* start Extracted material *
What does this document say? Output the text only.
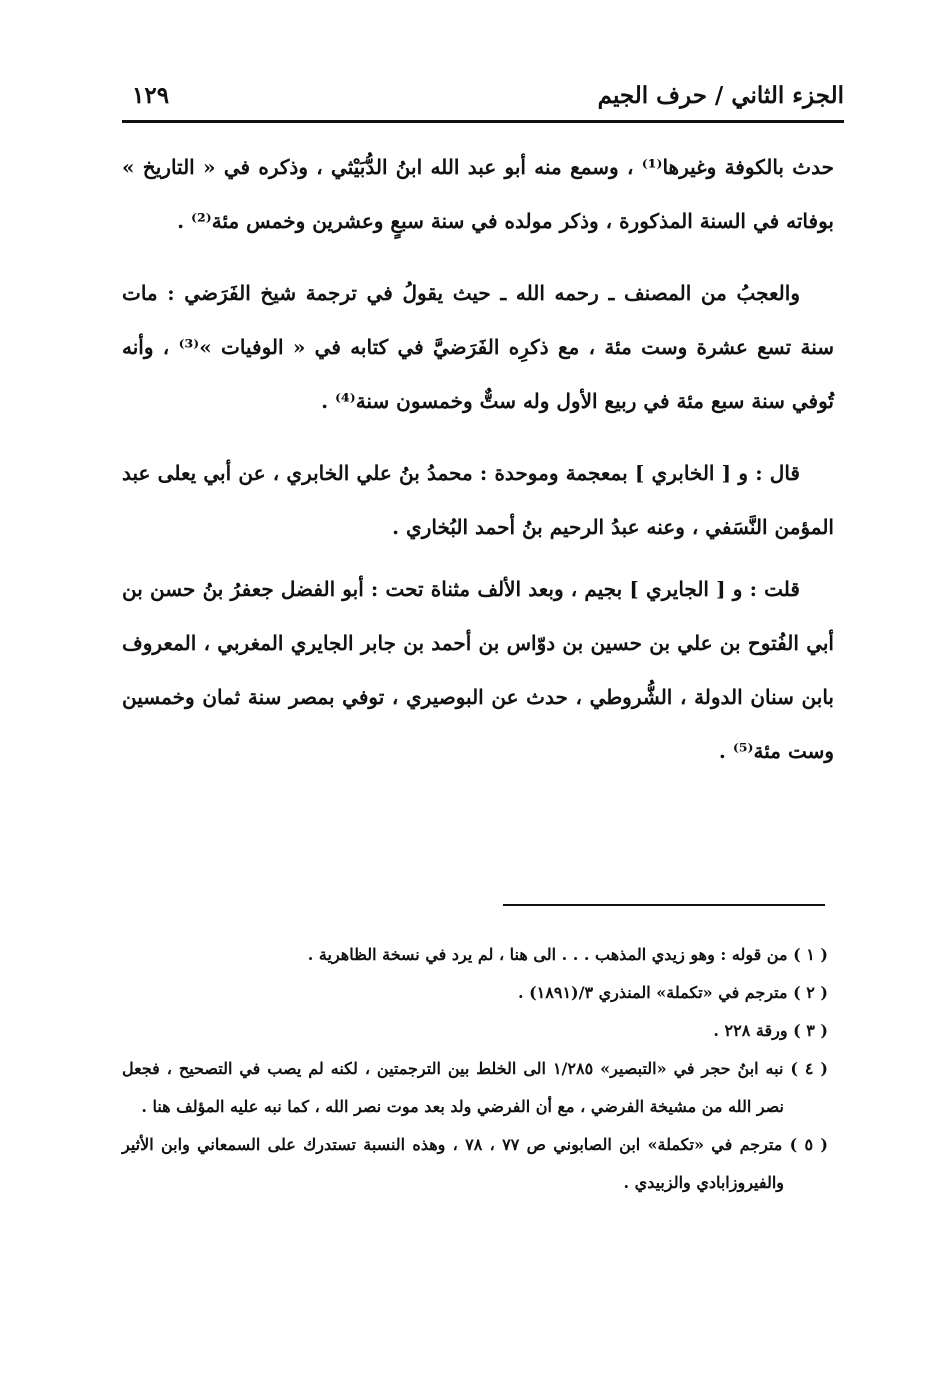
الجزء الثاني / حرف الجيم
١٢٩

حدث بالكوفة وغيرها⁽¹⁾ ، وسمع منه أبو عبد الله ابنُ الدُّبَيْثي ، وذكره في « التاريخ » بوفاته في السنة المذكورة ، وذكر مولده في سنة سبعٍ وعشرين وخمس مئة⁽²⁾ .

والعجبُ من المصنف ـ رحمه الله ـ حيث يقولُ في ترجمة شيخ الفَرَضي : مات سنة تسع عشرة وست مئة ، مع ذكرِه الفَرَضيَّ في كتابه في « الوفيات »⁽³⁾ ، وأنه تُوفي سنة سبع مئة في ربيع الأول وله ستٌّ وخمسون سنة⁽⁴⁾ .

قال : و [ الخابري ] بمعجمة وموحدة : محمدُ بنُ علي الخابري ، عن أبي يعلى عبد المؤمن النَّسَفي ، وعنه عبدُ الرحيم بنُ أحمد البُخاري .

قلت : و [ الجايري ] بجيم ، وبعد الألف مثناة تحت : أبو الفضل جعفرُ بنُ حسن بن أبي الفُتوح بن علي بن حسين بن دوّاس بن أحمد بن جابر الجايري المغربي ، المعروف بابن سنان الدولة ، الشُّروطي ، حدث عن البوصيري ، توفي بمصر سنة ثمان وخمسين وست مئة⁽⁵⁾ .

( ١ ) من قوله : وهو زيدي المذهب . . . الى هنا ، لم يرد في نسخة الظاهرية .

( ٢ ) مترجم في «تكملة» المنذري ٣/(١٨٩١) .

( ٣ ) ورقة ٢٢٨ .

( ٤ ) نبه ابنُ حجر في «التبصير» ١/٢٨٥ الى الخلط بين الترجمتين ، لكنه لم يصب في التصحيح ، فجعل نصر الله من مشيخة الفرضي ، مع أن الفرضي ولد بعد موت نصر الله ، كما نبه عليه المؤلف هنا .

( ٥ ) مترجم في «تكملة» ابن الصابوني ص ٧٧ ، ٧٨ ، وهذه النسبة تستدرك على السمعاني وابن الأثير والفيروزابادي والزبيدي .
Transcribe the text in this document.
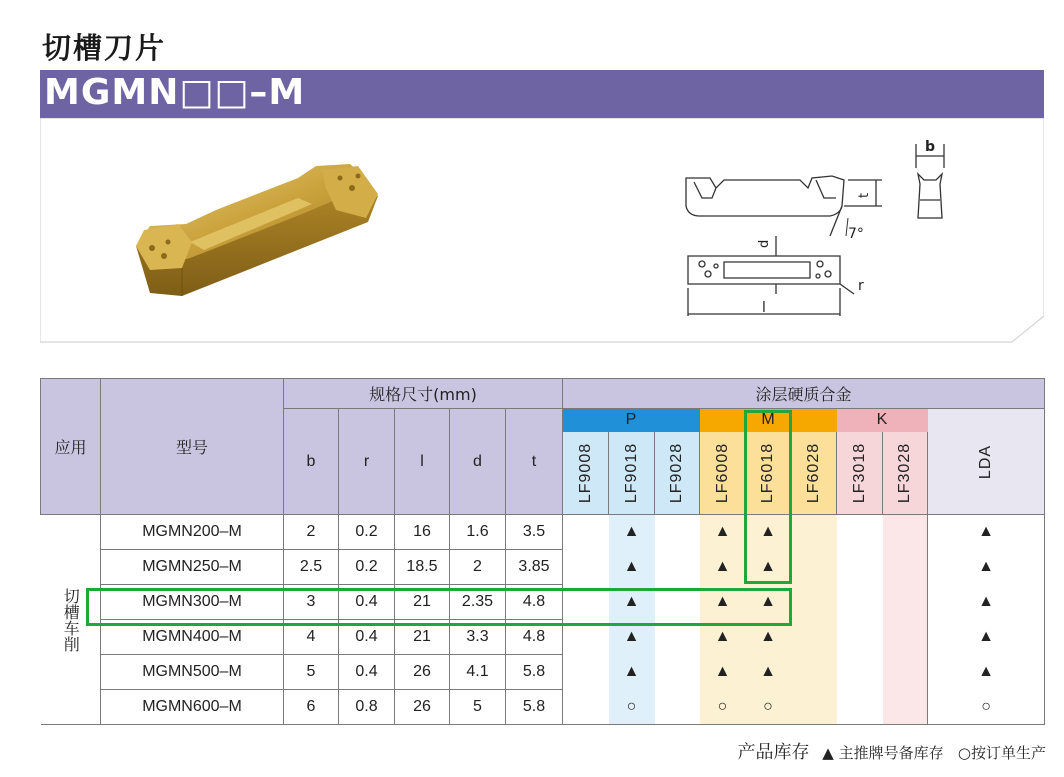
切槽刀片
MGMN□□–M
t
7°
b
d
r
l
应用	型号	规格尺寸(mm)					涂层硬质合金								
		b	r	l	d	t	P			M			K		LDA

							LF9008	LF9018	LF9028	LF6008	LF6018	LF6028	LF3018	LF3028	

切槽车削	MGMN200–M	2	0.2	16	1.6	3.5		▲		▲	▲				▲
	MGMN250–M	2.5	0.2	18.5	2	3.85		▲		▲	▲				▲
	MGMN300–M	3	0.4	21	2.35	4.8		▲		▲	▲				▲
	MGMN400–M	4	0.4	21	3.3	4.8		▲		▲	▲				▲
	MGMN500–M	5	0.4	26	4.1	5.8		▲		▲	▲				▲
	MGMN600–M	6	0.8	26	5	5.8		○		○	○				○
产品库存 ▲ 主推牌号备库存 ○按订单生产
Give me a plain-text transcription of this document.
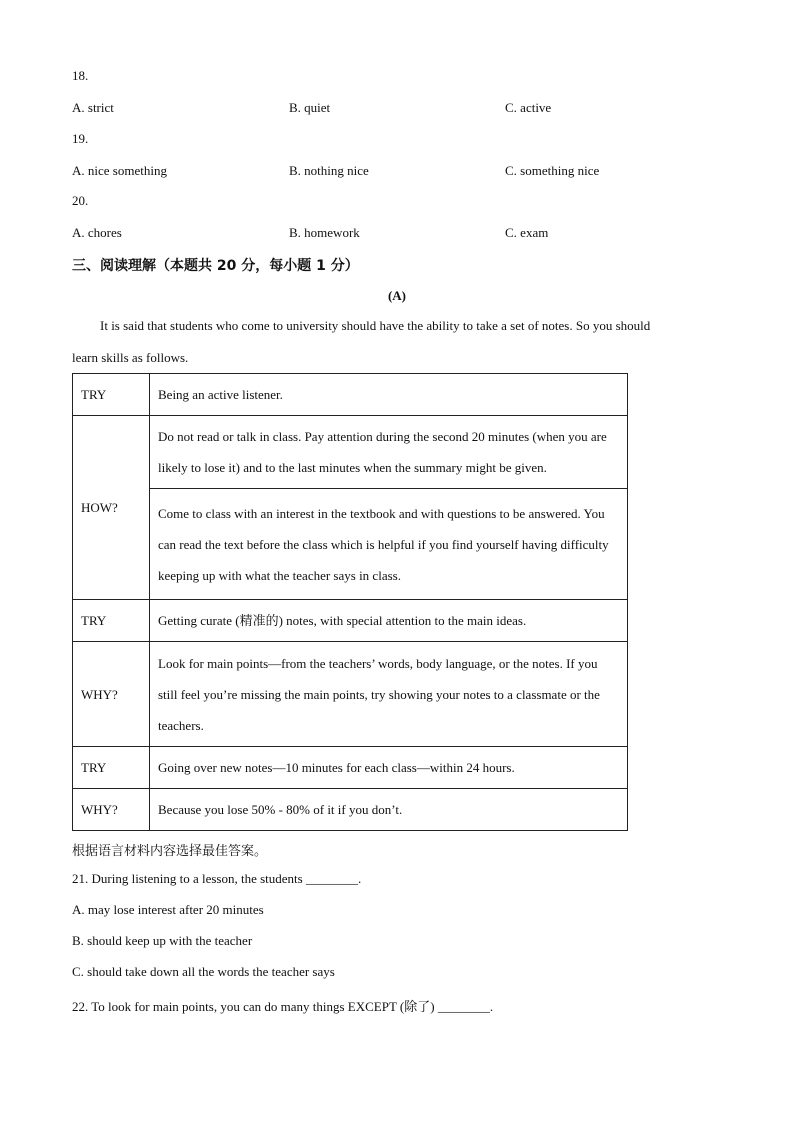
18.
A. strict	B. quiet	C. active
19.
A. nice something	B. nothing nice	C. something nice
20.
A. chores	B. homework	C. exam
三、阅读理解（本题共 20 分，每小题 1 分）
(A)
It is said that students who come to university should have the ability to take a set of notes. So you should
learn skills as follows.
TRY	Being an active listener.
HOW?	Do not read or talk in class. Pay attention during the second 20 minutes (when you are likely to lose it) and to the last minutes when the summary might be given.
	Come to class with an interest in the textbook and with questions to be answered. You can read the text before the class which is helpful if you find yourself having difficulty keeping up with what the teacher says in class.
TRY	Getting curate (精准的) notes, with special attention to the main ideas.
WHY?	Look for main points—from the teachers’ words, body language, or the notes. If you still feel you’re missing the main points, try showing your notes to a classmate or the teachers.
TRY	Going over new notes—10 minutes for each class—within 24 hours.
WHY?	Because you lose 50% - 80% of it if you don’t.
根据语言材料内容选择最佳答案。
21. During listening to a lesson, the students ________.
A. may lose interest after 20 minutes
B. should keep up with the teacher
C. should take down all the words the teacher says
22. To look for main points, you can do many things EXCEPT (除了) ________.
* end Extracted material *
» Set task
Beginning with the line with "Give me a plain-text", repeat the entries above exactly, up to and including the last line, leaving out pictures.

» Output of the exercise
Give me a plain-text transcription of this document.
18.
A. strict	B. quiet	C. active
19.
A. nice something	B. nothing nice	C. something nice
20.
A. chores	B. homework	C. exam
三、阅读理解（本题共 20 分，每小题 1 分）
(A)
It is said that students who come to university should have the ability to take a set of notes. So you should
learn skills as follows.
TRY	Being an active listener.
HOW?	Do not read or talk in class. Pay attention during the second 20 minutes (when you are likely to lose it) and to the last minutes when the summary might be given.
	Come to class with an interest in the textbook and with questions to be answered. You can read the text before the class which is helpful if you find yourself having difficulty keeping up with what the teacher says in class.
TRY	Getting curate (精准的) notes, with special attention to the main ideas.
WHY?	Look for main points—from the teachers’ words, body language, or the notes. If you still feel you’re missing the main points, try showing your notes to a classmate or the teachers.
TRY	Going over new notes—10 minutes for each class—within 24 hours.
WHY?	Because you lose 50% - 80% of it if you don’t.
根据语言材料内容选择最佳答案。
21. During listening to a lesson, the students ________.
A. may lose interest after 20 minutes
B. should keep up with the teacher
C. should take down all the words the teacher says
22. To look for main points, you can do many things EXCEPT (除了) ________.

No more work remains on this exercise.